**Фрагмент:**
Мандельштам использует этот найденный и с гениальной силой воплощенный Достоевским прием. Знак подвижного тождества между жизненным и художественным содержанием ощутим в "Египетской марке" в свободном перетекании действительного — в вымышленное и, наоборот, созданного воображением - в реальность.
Мандельштам идет вослед традиции Достоевского, но не глубинный психологизм становится доминантой, а осознание власти идеи, кошмара сознания над собственно жизнью в ее историческом измерении, это становится предметом его художественного исследования.
В 1922 году в статья "Конец романа" Мандельштамом проницательно отмечались новые соотношения между "судьбой личности в истории" и "могучими социальными движениями, массовыми организованными действиями".
Роль классического романа, строящегося на биографии или судьбе героя, принципиально изменяется, так как "с первых же шагов новый романист почувствовал, что отдельной судьбы не существует" /3, 73;74/. В этой статье Мандельштам, рассматривая структуру последних крупных европейских романов, например, "Жан Кристоф" Р. Роллана, указывая на "катастрофическую гибель биографии", ее трагическое крушение в эпоху мировых катаклизм и идеологических подмен.

**Задание A:**
Перепечатайте из текста о Мандельштаме отрывок, который начинается словами "В 1922 году" и заканчивается словами "и идеологических подмен.".
**Задание B:**
Ответьте по тексту о Мандельштаме на вопросы:
(i) К какому году относится статья "Конец романа"?
(ii) Какой роман Р. Роллана приводится в качестве примера?
(iii) Чьей традиции, по тексту, следует Мандельштам?
**Задание C:**
Продолжите текст о Мандельштаме, начав сразу после его последнего предложения.
Приведённые далее строки никак не связаны с текстом о Мандельштаме.

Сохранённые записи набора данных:
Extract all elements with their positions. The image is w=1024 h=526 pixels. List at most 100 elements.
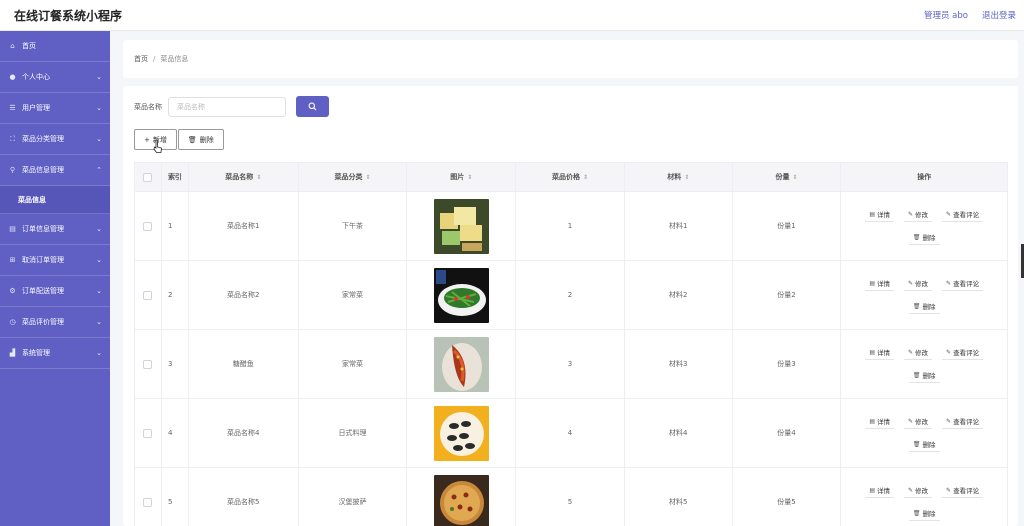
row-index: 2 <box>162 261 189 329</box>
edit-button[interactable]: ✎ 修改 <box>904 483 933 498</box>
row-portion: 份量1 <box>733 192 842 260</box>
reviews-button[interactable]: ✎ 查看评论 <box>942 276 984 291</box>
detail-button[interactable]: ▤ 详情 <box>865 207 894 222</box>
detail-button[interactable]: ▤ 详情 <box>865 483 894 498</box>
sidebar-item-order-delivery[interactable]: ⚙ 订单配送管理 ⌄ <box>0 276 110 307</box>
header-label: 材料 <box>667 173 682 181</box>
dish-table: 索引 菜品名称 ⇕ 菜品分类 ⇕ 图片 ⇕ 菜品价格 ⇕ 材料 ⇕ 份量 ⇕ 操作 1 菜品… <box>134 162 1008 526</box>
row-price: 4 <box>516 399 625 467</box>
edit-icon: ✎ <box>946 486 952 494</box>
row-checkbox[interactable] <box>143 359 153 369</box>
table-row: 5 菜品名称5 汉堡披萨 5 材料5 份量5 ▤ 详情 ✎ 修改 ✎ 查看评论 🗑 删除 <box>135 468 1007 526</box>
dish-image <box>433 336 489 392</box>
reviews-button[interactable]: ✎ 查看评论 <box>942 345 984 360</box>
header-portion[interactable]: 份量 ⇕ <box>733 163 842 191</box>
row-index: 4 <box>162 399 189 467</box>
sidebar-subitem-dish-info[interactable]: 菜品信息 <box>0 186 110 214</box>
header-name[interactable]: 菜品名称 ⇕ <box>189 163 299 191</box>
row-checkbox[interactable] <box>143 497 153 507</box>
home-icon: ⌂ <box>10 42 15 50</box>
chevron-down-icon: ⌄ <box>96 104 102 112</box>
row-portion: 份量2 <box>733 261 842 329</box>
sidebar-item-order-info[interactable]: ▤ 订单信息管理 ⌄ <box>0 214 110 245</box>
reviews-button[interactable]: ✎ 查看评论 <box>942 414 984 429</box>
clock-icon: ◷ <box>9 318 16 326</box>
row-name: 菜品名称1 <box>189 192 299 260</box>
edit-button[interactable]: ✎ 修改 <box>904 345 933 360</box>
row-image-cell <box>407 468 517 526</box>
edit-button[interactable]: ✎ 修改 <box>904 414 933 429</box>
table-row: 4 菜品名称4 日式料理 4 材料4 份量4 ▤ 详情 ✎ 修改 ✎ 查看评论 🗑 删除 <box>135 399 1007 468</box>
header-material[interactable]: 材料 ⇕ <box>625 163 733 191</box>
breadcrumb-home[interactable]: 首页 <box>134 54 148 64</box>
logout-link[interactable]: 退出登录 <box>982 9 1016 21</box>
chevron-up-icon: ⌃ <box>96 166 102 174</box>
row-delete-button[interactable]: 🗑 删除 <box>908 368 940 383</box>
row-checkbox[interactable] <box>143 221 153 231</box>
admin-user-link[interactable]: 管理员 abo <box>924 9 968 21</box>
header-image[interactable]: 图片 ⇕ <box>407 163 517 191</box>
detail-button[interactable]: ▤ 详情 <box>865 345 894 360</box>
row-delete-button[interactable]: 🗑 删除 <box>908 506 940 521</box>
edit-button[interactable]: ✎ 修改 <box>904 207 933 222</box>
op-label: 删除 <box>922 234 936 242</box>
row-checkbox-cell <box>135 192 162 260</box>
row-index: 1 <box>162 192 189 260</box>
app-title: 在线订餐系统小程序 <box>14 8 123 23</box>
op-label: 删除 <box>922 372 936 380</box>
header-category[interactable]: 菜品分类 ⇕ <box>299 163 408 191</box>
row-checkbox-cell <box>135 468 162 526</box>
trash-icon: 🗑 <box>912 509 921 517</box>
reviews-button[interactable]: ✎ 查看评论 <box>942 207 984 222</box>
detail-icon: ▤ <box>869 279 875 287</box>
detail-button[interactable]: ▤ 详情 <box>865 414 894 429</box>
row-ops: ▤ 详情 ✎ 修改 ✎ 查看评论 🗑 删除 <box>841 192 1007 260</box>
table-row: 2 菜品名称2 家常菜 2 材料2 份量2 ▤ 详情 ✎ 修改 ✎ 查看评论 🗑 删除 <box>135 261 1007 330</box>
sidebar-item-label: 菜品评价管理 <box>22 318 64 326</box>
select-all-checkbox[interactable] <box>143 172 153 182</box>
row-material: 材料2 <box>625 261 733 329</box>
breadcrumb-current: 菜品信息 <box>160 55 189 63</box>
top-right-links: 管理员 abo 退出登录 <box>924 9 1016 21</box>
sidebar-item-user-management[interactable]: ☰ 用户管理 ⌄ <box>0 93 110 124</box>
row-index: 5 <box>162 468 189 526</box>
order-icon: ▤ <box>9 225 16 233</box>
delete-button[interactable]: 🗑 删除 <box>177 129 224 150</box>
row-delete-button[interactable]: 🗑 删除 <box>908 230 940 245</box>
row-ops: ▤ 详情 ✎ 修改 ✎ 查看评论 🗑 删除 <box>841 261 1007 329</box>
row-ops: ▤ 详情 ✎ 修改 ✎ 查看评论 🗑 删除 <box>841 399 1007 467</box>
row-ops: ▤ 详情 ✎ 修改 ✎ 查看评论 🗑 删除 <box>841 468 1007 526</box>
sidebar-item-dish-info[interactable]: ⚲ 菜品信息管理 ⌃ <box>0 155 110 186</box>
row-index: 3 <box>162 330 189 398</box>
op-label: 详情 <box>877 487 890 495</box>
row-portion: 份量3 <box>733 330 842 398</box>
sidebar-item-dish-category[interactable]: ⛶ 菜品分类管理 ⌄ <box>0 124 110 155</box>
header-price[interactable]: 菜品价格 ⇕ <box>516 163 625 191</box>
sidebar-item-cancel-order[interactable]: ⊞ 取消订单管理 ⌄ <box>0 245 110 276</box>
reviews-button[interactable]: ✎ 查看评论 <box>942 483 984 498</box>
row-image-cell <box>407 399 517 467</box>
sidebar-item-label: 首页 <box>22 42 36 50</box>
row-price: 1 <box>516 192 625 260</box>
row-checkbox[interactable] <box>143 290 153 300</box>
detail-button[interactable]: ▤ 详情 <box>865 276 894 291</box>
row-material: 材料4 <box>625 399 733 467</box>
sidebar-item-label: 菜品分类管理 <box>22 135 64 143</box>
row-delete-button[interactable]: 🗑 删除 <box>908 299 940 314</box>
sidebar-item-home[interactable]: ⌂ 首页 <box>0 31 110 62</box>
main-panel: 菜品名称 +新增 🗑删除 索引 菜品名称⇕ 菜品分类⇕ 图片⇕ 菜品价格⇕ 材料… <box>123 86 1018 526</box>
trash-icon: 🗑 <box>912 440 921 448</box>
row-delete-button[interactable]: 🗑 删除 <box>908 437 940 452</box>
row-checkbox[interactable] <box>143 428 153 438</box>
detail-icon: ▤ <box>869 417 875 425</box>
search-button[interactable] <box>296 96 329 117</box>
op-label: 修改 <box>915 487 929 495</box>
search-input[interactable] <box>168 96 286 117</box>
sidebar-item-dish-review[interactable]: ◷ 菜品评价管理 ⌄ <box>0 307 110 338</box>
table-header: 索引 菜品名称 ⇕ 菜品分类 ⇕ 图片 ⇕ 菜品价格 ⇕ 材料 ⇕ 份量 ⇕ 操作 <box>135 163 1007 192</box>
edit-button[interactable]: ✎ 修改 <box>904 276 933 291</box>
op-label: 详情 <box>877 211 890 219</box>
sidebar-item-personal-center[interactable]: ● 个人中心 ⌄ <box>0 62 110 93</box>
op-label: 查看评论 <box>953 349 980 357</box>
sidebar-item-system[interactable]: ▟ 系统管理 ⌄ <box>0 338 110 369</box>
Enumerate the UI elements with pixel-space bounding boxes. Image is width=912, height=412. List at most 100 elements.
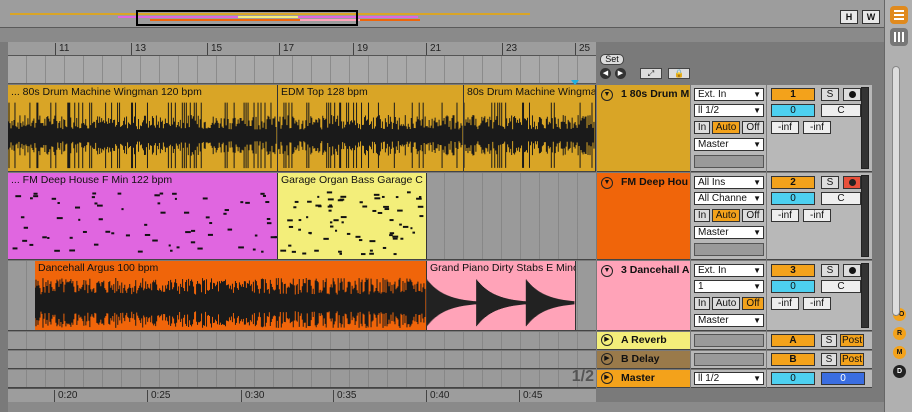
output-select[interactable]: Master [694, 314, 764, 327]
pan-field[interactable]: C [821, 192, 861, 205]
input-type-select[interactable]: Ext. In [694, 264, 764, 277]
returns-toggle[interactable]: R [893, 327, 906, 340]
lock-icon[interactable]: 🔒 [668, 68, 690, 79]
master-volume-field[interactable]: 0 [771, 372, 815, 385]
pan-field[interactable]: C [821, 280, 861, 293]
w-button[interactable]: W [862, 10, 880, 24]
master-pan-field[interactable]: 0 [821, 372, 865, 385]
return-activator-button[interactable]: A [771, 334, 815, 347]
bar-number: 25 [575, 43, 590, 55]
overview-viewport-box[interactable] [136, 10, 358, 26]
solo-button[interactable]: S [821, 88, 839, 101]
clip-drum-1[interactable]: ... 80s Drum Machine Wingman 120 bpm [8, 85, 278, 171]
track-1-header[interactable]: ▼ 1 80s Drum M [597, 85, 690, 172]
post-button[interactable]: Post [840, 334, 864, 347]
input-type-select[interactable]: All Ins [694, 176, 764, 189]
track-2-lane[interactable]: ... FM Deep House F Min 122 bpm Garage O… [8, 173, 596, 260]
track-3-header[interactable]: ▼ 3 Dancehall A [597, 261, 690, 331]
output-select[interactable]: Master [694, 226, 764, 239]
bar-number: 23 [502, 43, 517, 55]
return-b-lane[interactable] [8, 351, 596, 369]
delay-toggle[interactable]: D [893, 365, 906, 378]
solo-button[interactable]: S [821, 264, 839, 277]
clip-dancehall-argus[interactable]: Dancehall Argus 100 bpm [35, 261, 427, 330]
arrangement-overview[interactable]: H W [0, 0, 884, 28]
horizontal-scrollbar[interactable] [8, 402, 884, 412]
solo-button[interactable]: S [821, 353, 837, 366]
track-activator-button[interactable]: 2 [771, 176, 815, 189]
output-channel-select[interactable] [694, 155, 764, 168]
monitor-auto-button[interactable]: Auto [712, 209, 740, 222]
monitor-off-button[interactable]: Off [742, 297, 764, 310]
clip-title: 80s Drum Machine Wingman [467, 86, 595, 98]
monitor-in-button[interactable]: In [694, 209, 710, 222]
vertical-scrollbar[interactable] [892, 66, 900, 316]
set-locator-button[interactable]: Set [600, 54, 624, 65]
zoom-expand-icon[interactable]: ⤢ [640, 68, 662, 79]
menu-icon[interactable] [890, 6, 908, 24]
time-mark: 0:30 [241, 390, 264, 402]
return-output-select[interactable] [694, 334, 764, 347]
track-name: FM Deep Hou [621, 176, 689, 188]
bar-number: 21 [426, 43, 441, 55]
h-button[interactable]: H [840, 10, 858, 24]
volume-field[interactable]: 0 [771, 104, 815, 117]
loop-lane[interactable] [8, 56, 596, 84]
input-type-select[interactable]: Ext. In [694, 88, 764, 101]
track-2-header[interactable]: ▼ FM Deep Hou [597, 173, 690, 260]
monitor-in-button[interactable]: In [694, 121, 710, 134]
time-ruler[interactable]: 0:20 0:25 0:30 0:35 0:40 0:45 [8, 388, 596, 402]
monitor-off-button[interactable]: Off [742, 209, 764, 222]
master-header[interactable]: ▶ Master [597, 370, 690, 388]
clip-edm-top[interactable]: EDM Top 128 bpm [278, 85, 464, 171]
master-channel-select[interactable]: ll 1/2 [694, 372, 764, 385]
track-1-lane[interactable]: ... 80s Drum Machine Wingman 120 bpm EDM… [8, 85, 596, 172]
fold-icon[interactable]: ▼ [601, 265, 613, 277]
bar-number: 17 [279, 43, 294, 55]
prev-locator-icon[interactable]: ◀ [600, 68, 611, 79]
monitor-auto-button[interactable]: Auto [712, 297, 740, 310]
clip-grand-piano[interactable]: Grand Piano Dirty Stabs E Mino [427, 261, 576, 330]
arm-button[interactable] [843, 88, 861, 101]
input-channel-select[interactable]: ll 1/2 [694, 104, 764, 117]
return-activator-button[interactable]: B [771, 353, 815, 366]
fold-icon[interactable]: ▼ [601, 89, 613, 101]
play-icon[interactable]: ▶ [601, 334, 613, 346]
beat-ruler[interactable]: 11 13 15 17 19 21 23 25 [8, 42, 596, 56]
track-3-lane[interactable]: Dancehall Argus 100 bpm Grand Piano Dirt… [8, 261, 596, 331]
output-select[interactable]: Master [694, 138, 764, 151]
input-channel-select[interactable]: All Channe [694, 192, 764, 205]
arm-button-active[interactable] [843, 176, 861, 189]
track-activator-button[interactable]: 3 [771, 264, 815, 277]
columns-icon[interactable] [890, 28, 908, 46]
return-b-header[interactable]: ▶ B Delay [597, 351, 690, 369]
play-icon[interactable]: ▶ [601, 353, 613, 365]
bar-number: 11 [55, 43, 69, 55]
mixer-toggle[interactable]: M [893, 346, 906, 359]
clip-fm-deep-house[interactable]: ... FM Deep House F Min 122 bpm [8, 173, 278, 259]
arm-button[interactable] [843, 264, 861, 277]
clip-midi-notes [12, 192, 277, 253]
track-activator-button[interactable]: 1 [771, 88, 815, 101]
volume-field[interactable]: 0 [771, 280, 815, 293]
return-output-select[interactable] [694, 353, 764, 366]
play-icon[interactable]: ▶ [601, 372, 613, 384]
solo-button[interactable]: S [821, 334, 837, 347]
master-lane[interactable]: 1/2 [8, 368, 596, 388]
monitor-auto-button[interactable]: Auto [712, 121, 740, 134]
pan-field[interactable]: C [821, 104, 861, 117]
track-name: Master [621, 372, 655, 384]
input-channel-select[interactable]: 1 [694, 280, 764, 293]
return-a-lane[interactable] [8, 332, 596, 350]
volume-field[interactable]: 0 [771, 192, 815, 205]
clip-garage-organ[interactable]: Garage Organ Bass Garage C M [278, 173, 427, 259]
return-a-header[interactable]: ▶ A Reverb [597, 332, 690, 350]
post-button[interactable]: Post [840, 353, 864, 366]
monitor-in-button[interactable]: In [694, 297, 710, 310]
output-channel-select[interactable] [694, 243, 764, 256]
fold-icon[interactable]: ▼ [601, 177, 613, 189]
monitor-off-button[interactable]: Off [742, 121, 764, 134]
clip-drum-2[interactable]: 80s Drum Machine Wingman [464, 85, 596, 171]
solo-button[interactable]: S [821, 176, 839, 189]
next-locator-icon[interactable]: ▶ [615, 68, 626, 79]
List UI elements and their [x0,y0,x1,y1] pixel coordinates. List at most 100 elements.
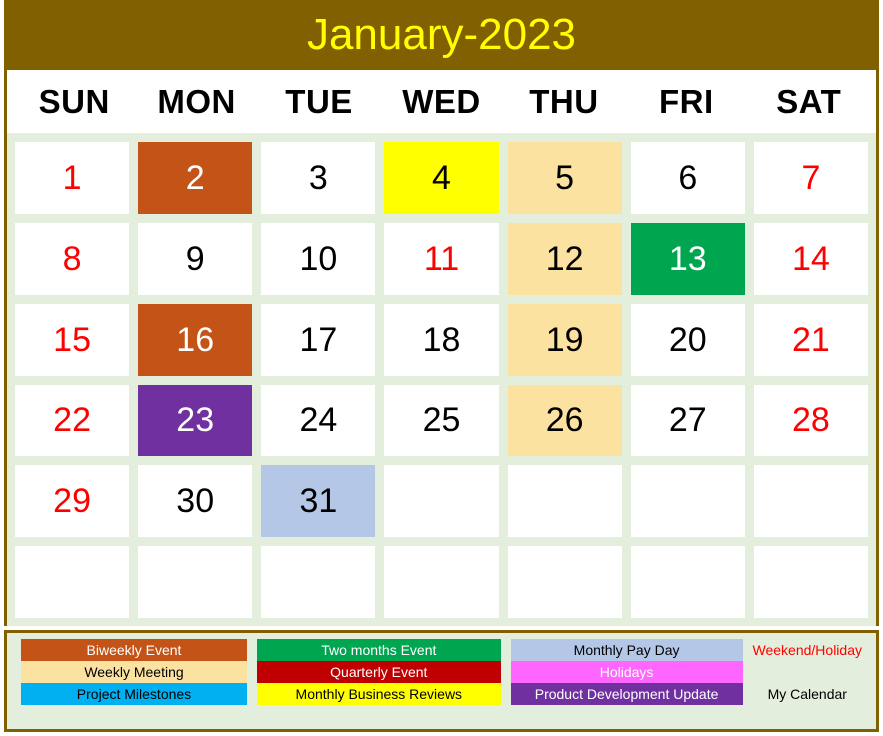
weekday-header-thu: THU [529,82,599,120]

**Ответ A:**
В 1922 году в статья "Конец романа" Мандельштамом проницательно отмечались новые соотношения между "судьбой личности в истории" и "могучими социальными движениями, массовыми организованными действиями".
Роль классического романа, строящегося на биографии или судьбе героя, принципиально изменяется, так как "с первых же шагов новый романист почувствовал, что отдельной судьбы не существует" /3, 73;74/. В этой статье Мандельштам, рассматривая структуру последних крупных европейских романов, например, "Жан Кристоф" Р. Роллана, указывая на "катастрофическую гибель биографии", ее трагическое крушение в эпоху мировых катаклизм и идеологических подмен.

**Ответ B:**
(i) К 1922 году.
(ii) "Жан Кристоф".
(iii) Традиции Достоевского.

**Ответ C:**
Интерес к личности и ее судьбе, подчеркивает Мандельштам, сменяется интересом к социальному творчеству масс, что не может не сказаться в бессилии психологических мотивов перед реальными силами, "чья расправа с психологической мотивировкой час от часу становится более жестокой" .
Мандельштам-художник остро ощущал трагизм единичной человеческой жизни, втянутой в водоворот бурных событий истории. Это отчетливо дало себя знать в "Египетской марке". В художественное пространство повести вовлечены "чужие" творческие миры, в частности, "сон и бред" героя, воплощенные Достоевским.
Мир этого писателя вступает во взаимодействие с происходящим в "Египетской марке" и наделяют все остросоциальное, идеологически маркированное для времени Мандельштама универсальным смыслом, углубляет нравственно-философскую проблематику повести и определяет чуждую духу времени "психологическую мотивировку" поведения героев.
Интертекстуальные связи текста Мандельштама с художественным миром Достоевского становятся не метой соотнесения с традицией, а приобретают статус семиотически значимого ориентира в гибельном хаосе утрат христианских ценностей.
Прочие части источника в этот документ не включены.